[Stored data]
========================================

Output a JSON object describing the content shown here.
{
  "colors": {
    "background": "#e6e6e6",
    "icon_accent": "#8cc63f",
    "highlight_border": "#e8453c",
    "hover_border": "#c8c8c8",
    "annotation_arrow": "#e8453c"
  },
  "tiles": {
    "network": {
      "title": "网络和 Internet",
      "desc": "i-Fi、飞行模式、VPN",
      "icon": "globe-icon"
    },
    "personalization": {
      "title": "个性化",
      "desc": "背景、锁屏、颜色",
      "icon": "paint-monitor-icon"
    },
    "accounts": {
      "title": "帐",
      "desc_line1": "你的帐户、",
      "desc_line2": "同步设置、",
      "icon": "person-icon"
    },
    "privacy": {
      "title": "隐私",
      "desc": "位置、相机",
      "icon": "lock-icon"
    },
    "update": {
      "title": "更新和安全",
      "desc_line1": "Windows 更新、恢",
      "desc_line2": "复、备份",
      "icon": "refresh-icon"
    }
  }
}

========================================

• DIRECTION
Transcribe the material above word for word.

• ANSWER TO THIS TASK
Output a JSON object describing the content shown here.
{
  "colors": {
    "background": "#e6e6e6",
    "icon_accent": "#8cc63f",
    "highlight_border": "#e8453c",
    "hover_border": "#c8c8c8",
    "annotation_arrow": "#e8453c"
  },
  "tiles": {
    "network": {
      "title": "网络和 Internet",
      "desc": "i-Fi、飞行模式、VPN",
      "icon": "globe-icon"
    },
    "personalization": {
      "title": "个性化",
      "desc": "背景、锁屏、颜色",
      "icon": "paint-monitor-icon"
    },
    "accounts": {
      "title": "帐",
      "desc_line1": "你的帐户、",
      "desc_line2": "同步设置、",
      "icon": "person-icon"
    },
    "privacy": {
      "title": "隐私",
      "desc": "位置、相机",
      "icon": "lock-icon"
    },
    "update": {
      "title": "更新和安全",
      "desc_line1": "Windows 更新、恢",
      "desc_line2": "复、备份",
      "icon": "refresh-icon"
    }
  }
}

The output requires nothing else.